• [Required task]: Rewrite the lines below, changing every "tray-icon" to "notification-icon" and keeping everything else the same. Omit the pictures from your answer.

Element-and-box listings:
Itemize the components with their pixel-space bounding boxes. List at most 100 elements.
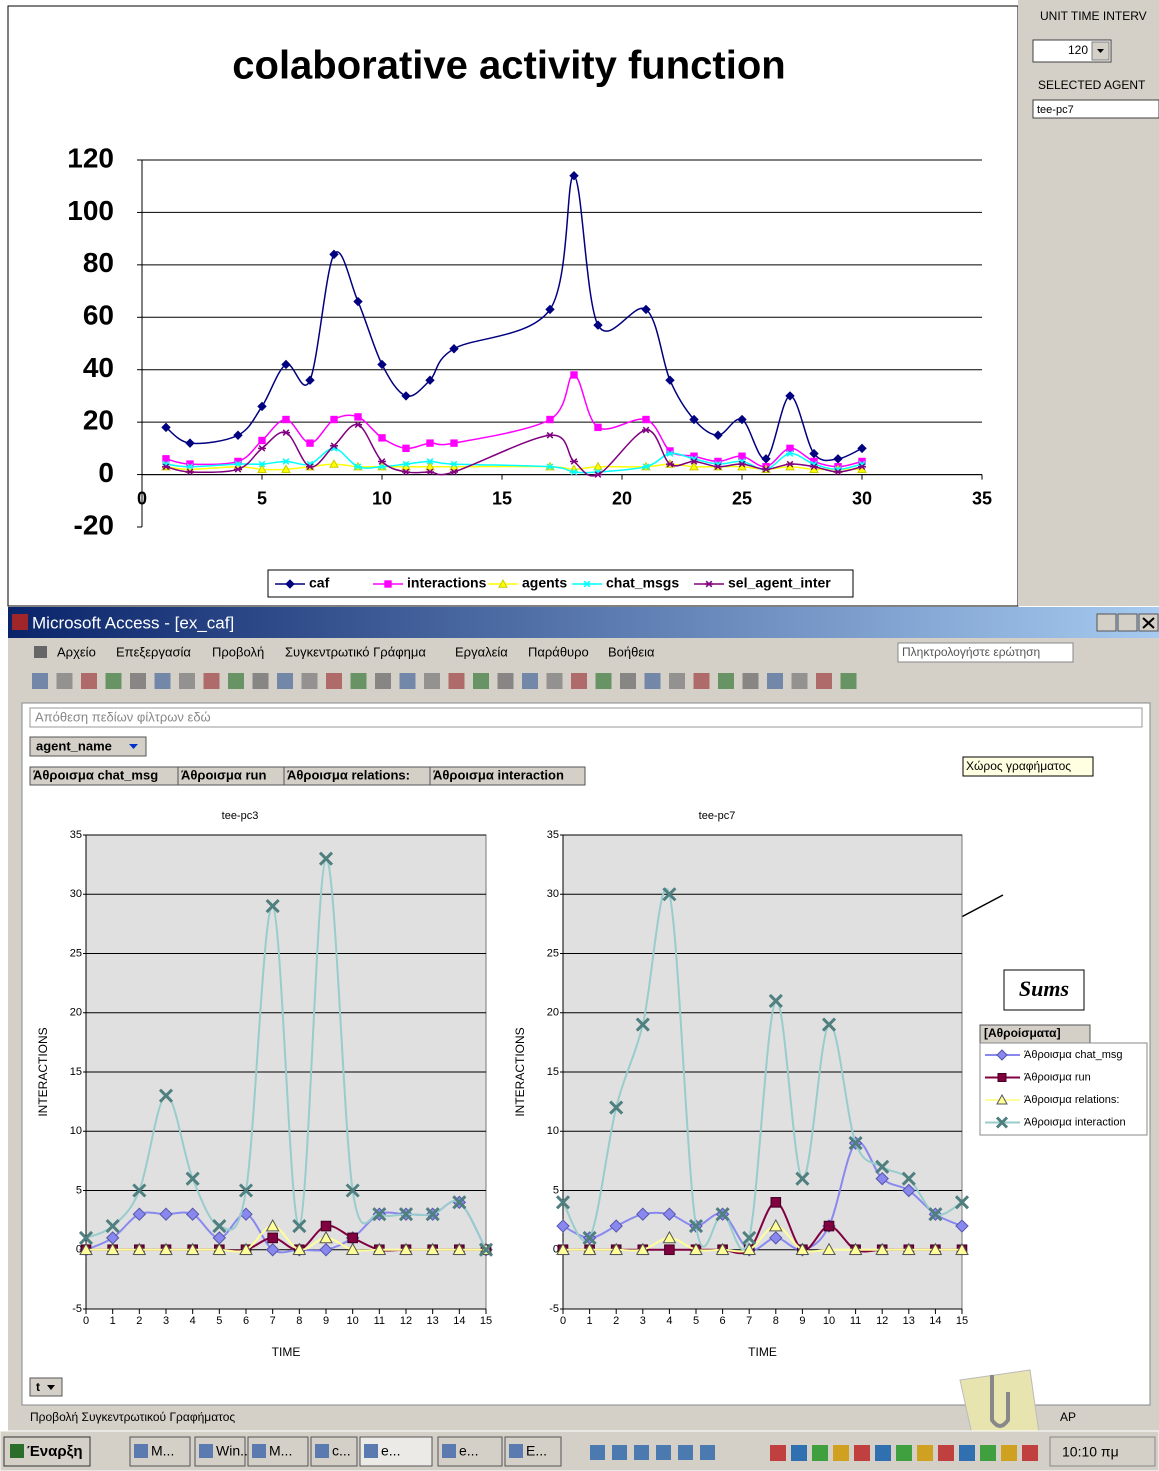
toolbar-icon[interactable] bbox=[106, 673, 122, 689]
menu-item[interactable]: Βοήθεια bbox=[608, 644, 655, 659]
y-axis-label: INTERACTIONS bbox=[36, 1027, 50, 1116]
toolbar-icon[interactable] bbox=[277, 673, 293, 689]
menu-item[interactable]: Επεξεργασία bbox=[116, 644, 191, 659]
toolbar-icon[interactable] bbox=[767, 673, 783, 689]
tray-icon[interactable] bbox=[791, 1445, 807, 1461]
data-fields: Άθροισμα chat_msgΆθροισμα runΆθροισμα re… bbox=[30, 767, 585, 785]
x-tick-label: 20 bbox=[612, 488, 632, 508]
legend-label: caf bbox=[309, 575, 330, 591]
x-tick-label: 11 bbox=[850, 1315, 861, 1327]
y-tick-label: 15 bbox=[70, 1066, 82, 1078]
x-tick-label: 13 bbox=[903, 1315, 915, 1327]
quick-launch-icon[interactable] bbox=[634, 1445, 649, 1460]
toolbar-icon[interactable] bbox=[522, 673, 538, 689]
quick-launch-icon[interactable] bbox=[590, 1445, 605, 1460]
toolbar-icon[interactable] bbox=[743, 673, 759, 689]
tray-icon[interactable] bbox=[854, 1445, 870, 1461]
menu-bar: Αρχείο Επεξεργασία Προβολή Συγκεντρωτικό Γρ… bbox=[57, 644, 655, 659]
x-axis-label: TIME bbox=[748, 1345, 777, 1359]
tray-icon[interactable] bbox=[896, 1445, 912, 1461]
tray-icon[interactable] bbox=[770, 1445, 786, 1461]
toolbar-icon[interactable] bbox=[302, 673, 318, 689]
data-point bbox=[331, 416, 337, 422]
menu-item[interactable]: Προβολή bbox=[212, 644, 264, 659]
quick-launch-icon[interactable] bbox=[678, 1445, 693, 1460]
menu-item[interactable]: Εργαλεία bbox=[455, 644, 508, 659]
tray-icon[interactable] bbox=[875, 1445, 891, 1461]
tray-icon[interactable] bbox=[980, 1445, 996, 1461]
legend-label: Άθροισμα interaction bbox=[1024, 1116, 1126, 1128]
menu-item[interactable]: Αρχείο bbox=[57, 644, 96, 659]
data-field: Άθροισμα relations: bbox=[287, 767, 410, 782]
tray-icon[interactable] bbox=[833, 1445, 849, 1461]
toolbar-icon[interactable] bbox=[669, 673, 685, 689]
x-tick-label: 14 bbox=[929, 1315, 941, 1327]
tray-icon[interactable] bbox=[812, 1445, 828, 1461]
legend-title: [Αθροίσματα] bbox=[984, 1026, 1061, 1040]
chart-area bbox=[8, 6, 1018, 606]
y-tick-label: 25 bbox=[70, 947, 82, 959]
toolbar-icon[interactable] bbox=[718, 673, 734, 689]
toolbar-icon[interactable] bbox=[596, 673, 612, 689]
toolbar-icon[interactable] bbox=[547, 673, 563, 689]
toolbar-icon[interactable] bbox=[351, 673, 367, 689]
legend-label: Άθροισμα relations: bbox=[1024, 1094, 1119, 1106]
y-tick-label: 100 bbox=[67, 195, 114, 226]
toolbar-icon[interactable] bbox=[694, 673, 710, 689]
task-icon bbox=[315, 1444, 329, 1458]
toolbar-icon[interactable] bbox=[620, 673, 636, 689]
data-field: Άθροισμα chat_msg bbox=[33, 767, 158, 782]
toolbar-icon[interactable] bbox=[816, 673, 832, 689]
y-tick-label: 35 bbox=[70, 829, 82, 841]
toolbar-icon[interactable] bbox=[473, 673, 489, 689]
toolbar-icon[interactable] bbox=[400, 673, 416, 689]
selected-agent-value: tee-pc7 bbox=[1037, 104, 1074, 116]
menu-item[interactable]: Συγκεντρωτικό Γράφημα bbox=[285, 644, 426, 659]
task-label: e... bbox=[381, 1443, 400, 1459]
toolbar-icon[interactable] bbox=[155, 673, 171, 689]
toolbar-icon[interactable] bbox=[498, 673, 514, 689]
task-label: M... bbox=[151, 1443, 174, 1459]
tray-icon[interactable] bbox=[917, 1445, 933, 1461]
toolbar-icon[interactable] bbox=[326, 673, 342, 689]
toolbar-icon[interactable] bbox=[130, 673, 146, 689]
quick-launch-icon[interactable] bbox=[700, 1445, 715, 1460]
toolbar-icon[interactable] bbox=[792, 673, 808, 689]
tray-icon[interactable] bbox=[1001, 1445, 1017, 1461]
filter-drop-text: Απόθεση πεδίων φίλτρων εδώ bbox=[35, 709, 211, 724]
y-tick-label: 10 bbox=[70, 1125, 82, 1137]
toolbar-icon[interactable] bbox=[228, 673, 244, 689]
toolbar-icon[interactable] bbox=[179, 673, 195, 689]
toolbar-icon[interactable] bbox=[571, 673, 587, 689]
y-tick-label: 10 bbox=[547, 1125, 559, 1137]
data-point bbox=[268, 1233, 278, 1243]
maximize-button[interactable] bbox=[1118, 614, 1137, 631]
toolbar-icon[interactable] bbox=[204, 673, 220, 689]
quick-launch-icon[interactable] bbox=[612, 1445, 627, 1460]
tray-icon[interactable] bbox=[938, 1445, 954, 1461]
toolbar-icon[interactable] bbox=[424, 673, 440, 689]
tray-icon[interactable] bbox=[959, 1445, 975, 1461]
legend-label: sel_agent_inter bbox=[728, 575, 831, 591]
toolbar-icon[interactable] bbox=[32, 673, 48, 689]
toolbar-icon[interactable] bbox=[81, 673, 97, 689]
toolbar-icon[interactable] bbox=[253, 673, 269, 689]
y-tick-label: 20 bbox=[70, 1007, 82, 1019]
quick-launch-icon[interactable] bbox=[656, 1445, 671, 1460]
toolbar-icon[interactable] bbox=[57, 673, 73, 689]
minimize-button[interactable] bbox=[1097, 614, 1116, 631]
task-buttons: M...Win...M...c...e...e...E... bbox=[130, 1437, 561, 1466]
data-point bbox=[259, 437, 265, 443]
chart-title: tee-pc3 bbox=[222, 810, 259, 822]
y-tick-label: -5 bbox=[549, 1303, 559, 1315]
start-icon bbox=[10, 1444, 24, 1458]
data-point bbox=[595, 424, 601, 430]
y-tick-label: 5 bbox=[76, 1184, 82, 1196]
toolbar-icon[interactable] bbox=[841, 673, 857, 689]
toolbar-icon[interactable] bbox=[449, 673, 465, 689]
category-field-button[interactable] bbox=[30, 1378, 62, 1396]
menu-item[interactable]: Παράθυρο bbox=[528, 644, 589, 659]
toolbar-icon[interactable] bbox=[375, 673, 391, 689]
tray-icon[interactable] bbox=[1022, 1445, 1038, 1461]
toolbar-icon[interactable] bbox=[645, 673, 661, 689]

• [Expected answer]:
Itemize the components with their pixel-space bounding boxes. List at most 100 elements.
toolbar-icon[interactable] bbox=[106, 673, 122, 689]
menu-item[interactable]: Βοήθεια bbox=[608, 644, 655, 659]
y-axis-label: INTERACTIONS bbox=[36, 1027, 50, 1116]
toolbar-icon[interactable] bbox=[277, 673, 293, 689]
menu-item[interactable]: Επεξεργασία bbox=[116, 644, 191, 659]
toolbar-icon[interactable] bbox=[767, 673, 783, 689]
notification-icon[interactable] bbox=[791, 1445, 807, 1461]
data-fields: Άθροισμα chat_msgΆθροισμα runΆθροισμα re… bbox=[30, 767, 585, 785]
x-tick-label: 20 bbox=[612, 488, 632, 508]
legend-label: caf bbox=[309, 575, 330, 591]
x-tick-label: 11 bbox=[850, 1315, 861, 1327]
y-tick-label: 15 bbox=[70, 1066, 82, 1078]
x-tick-label: 13 bbox=[903, 1315, 915, 1327]
quick-launch-icon[interactable] bbox=[634, 1445, 649, 1460]
toolbar-icon[interactable] bbox=[522, 673, 538, 689]
quick-launch-icon[interactable] bbox=[590, 1445, 605, 1460]
toolbar-icon[interactable] bbox=[743, 673, 759, 689]
notification-icon[interactable] bbox=[854, 1445, 870, 1461]
menu-bar: Αρχείο Επεξεργασία Προβολή Συγκεντρωτικό Γρ… bbox=[57, 644, 655, 659]
x-axis-label: TIME bbox=[748, 1345, 777, 1359]
notification-icon[interactable] bbox=[896, 1445, 912, 1461]
notification-icon[interactable] bbox=[770, 1445, 786, 1461]
toolbar-icon[interactable] bbox=[302, 673, 318, 689]
data-point bbox=[331, 416, 337, 422]
menu-item[interactable]: Προβολή bbox=[212, 644, 264, 659]
quick-launch-icon[interactable] bbox=[678, 1445, 693, 1460]
menu-item[interactable]: Εργαλεία bbox=[455, 644, 508, 659]
notification-icon[interactable] bbox=[875, 1445, 891, 1461]
notification-icon[interactable] bbox=[980, 1445, 996, 1461]
legend-label: Άθροισμα interaction bbox=[1024, 1116, 1126, 1128]
menu-item[interactable]: Αρχείο bbox=[57, 644, 96, 659]
data-field: Άθροισμα relations: bbox=[287, 767, 410, 782]
notification-icon[interactable] bbox=[833, 1445, 849, 1461]
toolbar-icon[interactable] bbox=[669, 673, 685, 689]
x-tick-label: 14 bbox=[929, 1315, 941, 1327]
notification-icon[interactable] bbox=[812, 1445, 828, 1461]
legend-title: [Αθροίσματα] bbox=[984, 1026, 1061, 1040]
chart-area bbox=[8, 6, 1018, 606]
y-tick-label: 25 bbox=[70, 947, 82, 959]
toolbar-icon[interactable] bbox=[718, 673, 734, 689]
toolbar-icon[interactable] bbox=[596, 673, 612, 689]
toolbar-icon[interactable] bbox=[547, 673, 563, 689]
toolbar-icon[interactable] bbox=[351, 673, 367, 689]
legend-label: Άθροισμα relations: bbox=[1024, 1094, 1119, 1106]
y-tick-label: 100 bbox=[67, 195, 114, 226]
toolbar-icon[interactable] bbox=[694, 673, 710, 689]
task-icon bbox=[315, 1444, 329, 1458]
toolbar-icon[interactable] bbox=[620, 673, 636, 689]
data-field: Άθροισμα chat_msg bbox=[33, 767, 158, 782]
toolbar-icon[interactable] bbox=[816, 673, 832, 689]
y-tick-label: 35 bbox=[70, 829, 82, 841]
toolbar-icon[interactable] bbox=[473, 673, 489, 689]
toolbar-icon[interactable] bbox=[400, 673, 416, 689]
selected-agent-value: tee-pc7 bbox=[1037, 104, 1074, 116]
menu-item[interactable]: Συγκεντρωτικό Γράφημα bbox=[285, 644, 426, 659]
task-label: e... bbox=[381, 1443, 400, 1459]
toolbar-icon[interactable] bbox=[155, 673, 171, 689]
toolbar-icon[interactable] bbox=[498, 673, 514, 689]
task-label: M... bbox=[151, 1443, 174, 1459]
notification-icon[interactable] bbox=[917, 1445, 933, 1461]
toolbar-icon[interactable] bbox=[326, 673, 342, 689]
toolbar-icon[interactable] bbox=[130, 673, 146, 689]
quick-launch-icon[interactable] bbox=[700, 1445, 715, 1460]
toolbar-icon[interactable] bbox=[792, 673, 808, 689]
notification-icon[interactable] bbox=[1001, 1445, 1017, 1461]
filter-drop-text: Απόθεση πεδίων φίλτρων εδώ bbox=[35, 709, 211, 724]
y-tick-label: 10 bbox=[70, 1125, 82, 1137]
toolbar-icon[interactable] bbox=[228, 673, 244, 689]
toolbar-icon[interactable] bbox=[179, 673, 195, 689]
toolbar-icon[interactable] bbox=[571, 673, 587, 689]
y-tick-label: 10 bbox=[547, 1125, 559, 1137]
data-point bbox=[268, 1233, 278, 1243]
maximize-button[interactable] bbox=[1118, 614, 1137, 631]
toolbar-icon[interactable] bbox=[204, 673, 220, 689]
quick-launch-icon[interactable] bbox=[612, 1445, 627, 1460]
notification-icon[interactable] bbox=[938, 1445, 954, 1461]
toolbar-icon[interactable] bbox=[424, 673, 440, 689]
notification-icon[interactable] bbox=[959, 1445, 975, 1461]
legend-label: sel_agent_inter bbox=[728, 575, 831, 591]
toolbar-icon[interactable] bbox=[32, 673, 48, 689]
toolbar-icon[interactable] bbox=[81, 673, 97, 689]
toolbar-icon[interactable] bbox=[253, 673, 269, 689]
y-tick-label: 20 bbox=[70, 1007, 82, 1019]
quick-launch-icon[interactable] bbox=[656, 1445, 671, 1460]
toolbar-icon[interactable] bbox=[57, 673, 73, 689]
minimize-button[interactable] bbox=[1097, 614, 1116, 631]
task-buttons: M...Win...M...c...e...e...E... bbox=[130, 1437, 561, 1466]
data-point bbox=[259, 437, 265, 443]
chart-title: tee-pc3 bbox=[222, 810, 259, 822]
y-tick-label: -5 bbox=[549, 1303, 559, 1315]
start-icon bbox=[10, 1444, 24, 1458]
data-point bbox=[595, 424, 601, 430]
y-tick-label: 5 bbox=[76, 1184, 82, 1196]
toolbar-icon[interactable] bbox=[841, 673, 857, 689]
toolbar-icon[interactable] bbox=[449, 673, 465, 689]
category-field-button[interactable] bbox=[30, 1378, 62, 1396]
menu-item[interactable]: Παράθυρο bbox=[528, 644, 589, 659]
toolbar-icon[interactable] bbox=[375, 673, 391, 689]
notification-icon[interactable] bbox=[1022, 1445, 1038, 1461]
toolbar-icon[interactable] bbox=[645, 673, 661, 689]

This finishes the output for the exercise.